[Begin WORKING DATA]

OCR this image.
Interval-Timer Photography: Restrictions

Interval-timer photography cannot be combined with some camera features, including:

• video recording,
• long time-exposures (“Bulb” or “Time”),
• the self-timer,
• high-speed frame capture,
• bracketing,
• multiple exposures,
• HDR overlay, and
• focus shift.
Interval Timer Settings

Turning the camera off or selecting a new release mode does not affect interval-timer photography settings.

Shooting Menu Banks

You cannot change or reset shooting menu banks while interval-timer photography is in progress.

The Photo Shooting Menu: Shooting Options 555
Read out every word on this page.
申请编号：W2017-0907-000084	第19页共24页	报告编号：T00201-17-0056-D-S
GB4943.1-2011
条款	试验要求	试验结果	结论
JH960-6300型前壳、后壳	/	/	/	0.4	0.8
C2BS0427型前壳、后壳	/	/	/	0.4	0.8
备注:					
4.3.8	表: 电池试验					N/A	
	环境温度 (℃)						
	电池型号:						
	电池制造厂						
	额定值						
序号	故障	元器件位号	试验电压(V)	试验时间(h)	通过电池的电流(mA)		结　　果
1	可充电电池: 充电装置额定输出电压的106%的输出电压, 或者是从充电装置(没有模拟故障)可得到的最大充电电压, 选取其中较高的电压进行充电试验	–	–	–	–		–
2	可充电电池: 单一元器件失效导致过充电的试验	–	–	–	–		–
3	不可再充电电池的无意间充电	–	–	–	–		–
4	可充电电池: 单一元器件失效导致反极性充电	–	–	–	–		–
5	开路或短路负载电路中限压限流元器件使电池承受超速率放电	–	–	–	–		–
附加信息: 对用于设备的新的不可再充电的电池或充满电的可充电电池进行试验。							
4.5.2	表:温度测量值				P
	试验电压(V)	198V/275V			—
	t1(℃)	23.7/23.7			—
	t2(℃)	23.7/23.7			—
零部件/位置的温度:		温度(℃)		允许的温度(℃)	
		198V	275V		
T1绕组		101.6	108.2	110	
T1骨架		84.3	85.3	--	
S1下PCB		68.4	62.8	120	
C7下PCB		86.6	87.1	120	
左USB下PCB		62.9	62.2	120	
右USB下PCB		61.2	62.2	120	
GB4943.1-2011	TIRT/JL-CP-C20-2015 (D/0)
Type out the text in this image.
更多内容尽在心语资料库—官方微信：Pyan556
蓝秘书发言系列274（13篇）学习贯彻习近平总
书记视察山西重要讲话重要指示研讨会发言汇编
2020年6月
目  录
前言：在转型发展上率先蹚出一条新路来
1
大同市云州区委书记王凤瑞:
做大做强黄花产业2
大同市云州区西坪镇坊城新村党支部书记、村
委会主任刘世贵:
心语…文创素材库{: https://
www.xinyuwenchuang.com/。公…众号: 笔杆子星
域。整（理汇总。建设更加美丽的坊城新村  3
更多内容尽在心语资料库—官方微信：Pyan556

[End WORKING DATA]

# THE REQUEST
Set all of the records down again, exactly as they stand.

# WRITTEN RESPONSE
OCR this image.
Interval-Timer Photography: Restrictions

Interval-timer photography cannot be combined with some camera features, including:

• video recording,
• long time-exposures (“Bulb” or “Time”),
• the self-timer,
• high-speed frame capture,
• bracketing,
• multiple exposures,
• HDR overlay, and
• focus shift.
Interval Timer Settings

Turning the camera off or selecting a new release mode does not affect interval-timer photography settings.

Shooting Menu Banks

You cannot change or reset shooting menu banks while interval-timer photography is in progress.

The Photo Shooting Menu: Shooting Options 555
Read out every word on this page.
申请编号：W2017-0907-000084	第19页共24页	报告编号：T00201-17-0056-D-S
GB4943.1-2011
条款	试验要求	试验结果	结论
JH960-6300型前壳、后壳	/	/	/	0.4	0.8
C2BS0427型前壳、后壳	/	/	/	0.4	0.8
备注:					
4.3.8	表: 电池试验					N/A	
	环境温度 (℃)						
	电池型号:						
	电池制造厂						
	额定值						
序号	故障	元器件位号	试验电压(V)	试验时间(h)	通过电池的电流(mA)		结　　果
1	可充电电池: 充电装置额定输出电压的106%的输出电压, 或者是从充电装置(没有模拟故障)可得到的最大充电电压, 选取其中较高的电压进行充电试验	–	–	–	–		–
2	可充电电池: 单一元器件失效导致过充电的试验	–	–	–	–		–
3	不可再充电电池的无意间充电	–	–	–	–		–
4	可充电电池: 单一元器件失效导致反极性充电	–	–	–	–		–
5	开路或短路负载电路中限压限流元器件使电池承受超速率放电	–	–	–	–		–
附加信息: 对用于设备的新的不可再充电的电池或充满电的可充电电池进行试验。							
4.5.2	表:温度测量值				P
	试验电压(V)	198V/275V			—
	t1(℃)	23.7/23.7			—
	t2(℃)	23.7/23.7			—
零部件/位置的温度:		温度(℃)		允许的温度(℃)	
		198V	275V		
T1绕组		101.6	108.2	110	
T1骨架		84.3	85.3	--	
S1下PCB		68.4	62.8	120	
C7下PCB		86.6	87.1	120	
左USB下PCB		62.9	62.2	120	
右USB下PCB		61.2	62.2	120	
GB4943.1-2011	TIRT/JL-CP-C20-2015 (D/0)
Type out the text in this image.
更多内容尽在心语资料库—官方微信：Pyan556
蓝秘书发言系列274（13篇）学习贯彻习近平总
书记视察山西重要讲话重要指示研讨会发言汇编
2020年6月
目  录
前言：在转型发展上率先蹚出一条新路来
1
大同市云州区委书记王凤瑞:
做大做强黄花产业2
大同市云州区西坪镇坊城新村党支部书记、村
委会主任刘世贵:
心语…文创素材库{: https://
www.xinyuwenchuang.com/。公…众号: 笔杆子星
域。整（理汇总。建设更加美丽的坊城新村  3
更多内容尽在心语资料库—官方微信：Pyan556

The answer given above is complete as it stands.